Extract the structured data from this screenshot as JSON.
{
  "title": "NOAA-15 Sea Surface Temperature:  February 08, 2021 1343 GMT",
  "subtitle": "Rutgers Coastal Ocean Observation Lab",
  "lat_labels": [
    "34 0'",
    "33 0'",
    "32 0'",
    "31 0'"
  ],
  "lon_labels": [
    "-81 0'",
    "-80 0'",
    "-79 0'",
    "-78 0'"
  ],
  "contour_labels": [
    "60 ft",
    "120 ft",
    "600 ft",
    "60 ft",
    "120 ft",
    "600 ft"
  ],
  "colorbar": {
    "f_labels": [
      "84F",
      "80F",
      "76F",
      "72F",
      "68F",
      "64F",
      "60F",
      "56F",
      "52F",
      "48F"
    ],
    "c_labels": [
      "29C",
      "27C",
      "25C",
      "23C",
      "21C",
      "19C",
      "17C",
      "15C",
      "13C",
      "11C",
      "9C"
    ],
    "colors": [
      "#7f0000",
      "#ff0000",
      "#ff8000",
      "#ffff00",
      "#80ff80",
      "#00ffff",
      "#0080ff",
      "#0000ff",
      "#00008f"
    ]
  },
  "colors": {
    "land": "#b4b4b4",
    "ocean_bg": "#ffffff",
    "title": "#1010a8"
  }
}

* **EXERCISE BRIEF**
Type out all of the material again, word for word.

* **ANSWER FOR THIS EXERCISE**
Extract the structured data from this screenshot as JSON.
{
  "title": "NOAA-15 Sea Surface Temperature:  February 08, 2021 1343 GMT",
  "subtitle": "Rutgers Coastal Ocean Observation Lab",
  "lat_labels": [
    "34 0'",
    "33 0'",
    "32 0'",
    "31 0'"
  ],
  "lon_labels": [
    "-81 0'",
    "-80 0'",
    "-79 0'",
    "-78 0'"
  ],
  "contour_labels": [
    "60 ft",
    "120 ft",
    "600 ft",
    "60 ft",
    "120 ft",
    "600 ft"
  ],
  "colorbar": {
    "f_labels": [
      "84F",
      "80F",
      "76F",
      "72F",
      "68F",
      "64F",
      "60F",
      "56F",
      "52F",
      "48F"
    ],
    "c_labels": [
      "29C",
      "27C",
      "25C",
      "23C",
      "21C",
      "19C",
      "17C",
      "15C",
      "13C",
      "11C",
      "9C"
    ],
    "colors": [
      "#7f0000",
      "#ff0000",
      "#ff8000",
      "#ffff00",
      "#80ff80",
      "#00ffff",
      "#0080ff",
      "#0000ff",
      "#00008f"
    ]
  },
  "colors": {
    "land": "#b4b4b4",
    "ocean_bg": "#ffffff",
    "title": "#1010a8"
  }
}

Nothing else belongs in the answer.